## start
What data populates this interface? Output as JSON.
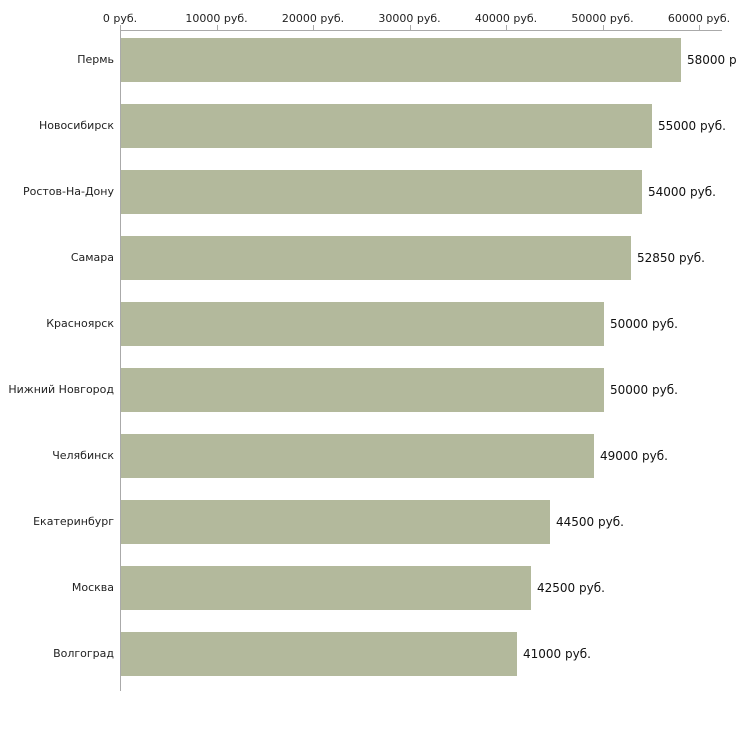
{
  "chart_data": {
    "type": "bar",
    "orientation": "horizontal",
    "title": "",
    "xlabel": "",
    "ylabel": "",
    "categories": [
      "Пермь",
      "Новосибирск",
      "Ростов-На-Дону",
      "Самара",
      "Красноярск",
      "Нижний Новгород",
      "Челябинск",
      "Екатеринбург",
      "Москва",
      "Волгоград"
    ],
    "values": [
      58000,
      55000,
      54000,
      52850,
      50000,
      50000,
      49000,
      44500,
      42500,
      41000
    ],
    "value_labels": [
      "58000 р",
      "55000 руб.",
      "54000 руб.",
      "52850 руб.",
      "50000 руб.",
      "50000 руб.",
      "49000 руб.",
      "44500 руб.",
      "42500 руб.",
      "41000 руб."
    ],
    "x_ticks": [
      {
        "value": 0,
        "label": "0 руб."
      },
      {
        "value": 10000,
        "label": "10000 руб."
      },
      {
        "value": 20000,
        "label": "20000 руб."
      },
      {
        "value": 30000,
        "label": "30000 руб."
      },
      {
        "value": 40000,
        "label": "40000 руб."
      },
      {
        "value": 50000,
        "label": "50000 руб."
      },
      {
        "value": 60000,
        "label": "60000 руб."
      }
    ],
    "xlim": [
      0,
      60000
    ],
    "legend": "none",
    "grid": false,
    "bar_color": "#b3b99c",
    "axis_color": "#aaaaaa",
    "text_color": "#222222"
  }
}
## end
* _Given instruction_: Repeat every record precisely. Any picture among them stays out of the copy.

* _Exercise result_:
What data populates this interface? Output as JSON.
{
  "chart_data": {
    "type": "bar",
    "orientation": "horizontal",
    "title": "",
    "xlabel": "",
    "ylabel": "",
    "categories": [
      "Пермь",
      "Новосибирск",
      "Ростов-На-Дону",
      "Самара",
      "Красноярск",
      "Нижний Новгород",
      "Челябинск",
      "Екатеринбург",
      "Москва",
      "Волгоград"
    ],
    "values": [
      58000,
      55000,
      54000,
      52850,
      50000,
      50000,
      49000,
      44500,
      42500,
      41000
    ],
    "value_labels": [
      "58000 р",
      "55000 руб.",
      "54000 руб.",
      "52850 руб.",
      "50000 руб.",
      "50000 руб.",
      "49000 руб.",
      "44500 руб.",
      "42500 руб.",
      "41000 руб."
    ],
    "x_ticks": [
      {
        "value": 0,
        "label": "0 руб."
      },
      {
        "value": 10000,
        "label": "10000 руб."
      },
      {
        "value": 20000,
        "label": "20000 руб."
      },
      {
        "value": 30000,
        "label": "30000 руб."
      },
      {
        "value": 40000,
        "label": "40000 руб."
      },
      {
        "value": 50000,
        "label": "50000 руб."
      },
      {
        "value": 60000,
        "label": "60000 руб."
      }
    ],
    "xlim": [
      0,
      60000
    ],
    "legend": "none",
    "grid": false,
    "bar_color": "#b3b99c",
    "axis_color": "#aaaaaa",
    "text_color": "#222222"
  }
}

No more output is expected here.